* [Exercise details]:
In the forum thread below, what does JamieLeeCurtis say at 23:30 about going off to do?

* [Extract to read]:
⁂

Now is'nt this relatively typical behaviour of boys or are my DSs and the majority of their friends abonormal little thugs? I understand that schools need to keep control of the kids so that no one gets hurt but they are not all little robots. What the hell are they supposed to play - hopskotch?

AIBU to not take this particularly seriously?

OP posts:
wannaBe · 04/02/2011 23:20

"real boys." Hmm

Oh so you're one of those. Hmm

God help your sons if either of them turns out to be gay.

I suspect you would prefer that they be wife beaters instead. Violence is normal after all... Hmm

JamieLeeCurtis · 04/02/2011 23:22

This reply has been deleted

Message withdrawn at poster's request.

JarethTheGoblinKing · 04/02/2011 23:27

Jamie, really? haven't yet (he's only 3) but I do get what you mean..

(am thinking I should start own thread before I take over this one)

JamieLeeCurtis · 04/02/2011 23:30

Well do it - but I'm off to bed now.

I didn't understand his sensitivity until I started to come on here - you'll find others with similar DCs

JarethTheGoblinKing · 04/02/2011 23:32

Thanks so much Jamie, I've ordered the book.

I will start my own thread as well.

⁂

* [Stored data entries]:
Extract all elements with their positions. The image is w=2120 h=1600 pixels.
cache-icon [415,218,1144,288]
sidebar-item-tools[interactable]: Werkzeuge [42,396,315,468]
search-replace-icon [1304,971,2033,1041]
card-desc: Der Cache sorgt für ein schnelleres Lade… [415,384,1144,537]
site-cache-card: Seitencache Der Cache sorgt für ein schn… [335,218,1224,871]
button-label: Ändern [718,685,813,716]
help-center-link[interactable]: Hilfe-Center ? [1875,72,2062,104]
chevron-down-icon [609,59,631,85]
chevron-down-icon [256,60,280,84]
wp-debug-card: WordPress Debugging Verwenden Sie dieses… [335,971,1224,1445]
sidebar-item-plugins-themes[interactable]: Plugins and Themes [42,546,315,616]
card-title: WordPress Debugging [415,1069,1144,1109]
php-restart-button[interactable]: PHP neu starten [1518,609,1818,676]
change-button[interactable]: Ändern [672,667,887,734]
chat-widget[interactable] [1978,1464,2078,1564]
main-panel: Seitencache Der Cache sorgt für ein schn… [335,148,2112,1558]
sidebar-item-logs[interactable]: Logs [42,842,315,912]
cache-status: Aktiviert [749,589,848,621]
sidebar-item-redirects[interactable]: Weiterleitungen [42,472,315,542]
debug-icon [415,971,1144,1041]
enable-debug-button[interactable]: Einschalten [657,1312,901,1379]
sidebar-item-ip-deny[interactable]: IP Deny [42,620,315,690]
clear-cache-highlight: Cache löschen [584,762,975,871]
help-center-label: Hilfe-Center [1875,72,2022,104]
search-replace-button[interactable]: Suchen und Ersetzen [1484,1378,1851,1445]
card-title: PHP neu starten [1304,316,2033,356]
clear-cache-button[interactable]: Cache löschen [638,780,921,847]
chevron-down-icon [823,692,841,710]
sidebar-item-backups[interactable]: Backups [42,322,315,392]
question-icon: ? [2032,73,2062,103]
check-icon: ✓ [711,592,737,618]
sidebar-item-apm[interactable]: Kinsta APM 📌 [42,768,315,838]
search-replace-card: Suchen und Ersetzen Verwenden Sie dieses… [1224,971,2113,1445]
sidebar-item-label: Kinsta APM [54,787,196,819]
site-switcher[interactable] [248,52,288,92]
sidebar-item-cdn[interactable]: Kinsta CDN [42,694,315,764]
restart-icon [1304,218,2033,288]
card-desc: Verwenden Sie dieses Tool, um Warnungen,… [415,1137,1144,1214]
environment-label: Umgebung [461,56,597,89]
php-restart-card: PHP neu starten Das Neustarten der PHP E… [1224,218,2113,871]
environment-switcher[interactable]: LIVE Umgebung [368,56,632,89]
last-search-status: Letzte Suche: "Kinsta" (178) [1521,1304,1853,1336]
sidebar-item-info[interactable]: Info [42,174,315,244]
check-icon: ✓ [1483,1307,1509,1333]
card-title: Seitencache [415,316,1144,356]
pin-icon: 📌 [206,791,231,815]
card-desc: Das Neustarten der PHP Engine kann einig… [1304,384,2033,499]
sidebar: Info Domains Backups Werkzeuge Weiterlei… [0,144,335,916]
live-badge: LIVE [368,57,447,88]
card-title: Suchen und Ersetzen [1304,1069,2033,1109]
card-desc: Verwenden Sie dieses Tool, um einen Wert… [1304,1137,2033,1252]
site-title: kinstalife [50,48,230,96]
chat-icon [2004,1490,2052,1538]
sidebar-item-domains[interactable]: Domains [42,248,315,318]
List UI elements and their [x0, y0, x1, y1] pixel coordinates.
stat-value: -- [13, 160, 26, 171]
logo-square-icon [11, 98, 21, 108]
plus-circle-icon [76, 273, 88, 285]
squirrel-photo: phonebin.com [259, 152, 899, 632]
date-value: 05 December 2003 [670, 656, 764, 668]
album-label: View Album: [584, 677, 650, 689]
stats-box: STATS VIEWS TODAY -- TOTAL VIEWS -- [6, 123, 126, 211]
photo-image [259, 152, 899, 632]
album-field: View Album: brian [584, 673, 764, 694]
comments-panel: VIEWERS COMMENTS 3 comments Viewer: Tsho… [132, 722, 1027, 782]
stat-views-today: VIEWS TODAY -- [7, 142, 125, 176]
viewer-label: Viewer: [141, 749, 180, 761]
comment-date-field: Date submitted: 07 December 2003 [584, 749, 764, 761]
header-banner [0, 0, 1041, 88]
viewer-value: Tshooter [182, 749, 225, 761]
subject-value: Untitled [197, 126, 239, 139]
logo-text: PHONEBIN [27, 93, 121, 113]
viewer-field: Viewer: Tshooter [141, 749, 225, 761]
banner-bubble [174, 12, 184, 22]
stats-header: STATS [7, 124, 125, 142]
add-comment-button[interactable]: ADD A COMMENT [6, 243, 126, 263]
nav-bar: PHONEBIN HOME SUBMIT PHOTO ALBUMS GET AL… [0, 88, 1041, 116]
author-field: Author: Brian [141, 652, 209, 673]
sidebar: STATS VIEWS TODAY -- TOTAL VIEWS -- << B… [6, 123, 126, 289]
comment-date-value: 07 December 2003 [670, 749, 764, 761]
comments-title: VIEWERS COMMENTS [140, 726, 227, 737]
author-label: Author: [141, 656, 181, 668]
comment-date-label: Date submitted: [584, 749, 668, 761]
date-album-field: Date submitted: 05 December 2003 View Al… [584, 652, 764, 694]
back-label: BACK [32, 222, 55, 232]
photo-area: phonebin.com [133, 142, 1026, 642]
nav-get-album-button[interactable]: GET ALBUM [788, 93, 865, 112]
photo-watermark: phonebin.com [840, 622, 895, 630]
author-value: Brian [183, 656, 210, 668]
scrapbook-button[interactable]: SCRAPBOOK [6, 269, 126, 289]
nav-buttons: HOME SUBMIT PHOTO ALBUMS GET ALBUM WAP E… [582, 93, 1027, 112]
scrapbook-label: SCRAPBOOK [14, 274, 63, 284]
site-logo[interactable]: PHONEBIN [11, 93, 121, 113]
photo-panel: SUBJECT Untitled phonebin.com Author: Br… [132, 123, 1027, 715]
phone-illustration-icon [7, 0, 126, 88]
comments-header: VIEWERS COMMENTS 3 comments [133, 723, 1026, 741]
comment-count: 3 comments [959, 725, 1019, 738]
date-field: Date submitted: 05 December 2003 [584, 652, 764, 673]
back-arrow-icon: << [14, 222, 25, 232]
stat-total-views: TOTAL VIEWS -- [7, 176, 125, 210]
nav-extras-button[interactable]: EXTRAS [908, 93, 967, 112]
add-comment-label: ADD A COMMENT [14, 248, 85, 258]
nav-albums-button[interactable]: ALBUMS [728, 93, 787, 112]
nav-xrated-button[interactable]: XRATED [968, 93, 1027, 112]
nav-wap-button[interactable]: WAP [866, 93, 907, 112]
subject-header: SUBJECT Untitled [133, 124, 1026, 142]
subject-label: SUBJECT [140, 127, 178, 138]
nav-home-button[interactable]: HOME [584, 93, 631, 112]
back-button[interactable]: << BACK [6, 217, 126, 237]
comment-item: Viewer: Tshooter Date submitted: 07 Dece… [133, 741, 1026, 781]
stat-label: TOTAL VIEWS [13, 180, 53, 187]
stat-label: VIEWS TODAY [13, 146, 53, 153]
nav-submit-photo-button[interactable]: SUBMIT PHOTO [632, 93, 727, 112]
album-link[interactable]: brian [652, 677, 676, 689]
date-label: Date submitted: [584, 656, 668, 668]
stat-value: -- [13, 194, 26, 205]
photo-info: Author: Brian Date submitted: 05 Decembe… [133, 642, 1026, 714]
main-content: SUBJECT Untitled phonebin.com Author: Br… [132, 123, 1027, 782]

⁂

* [The completed task]:
Going to bed.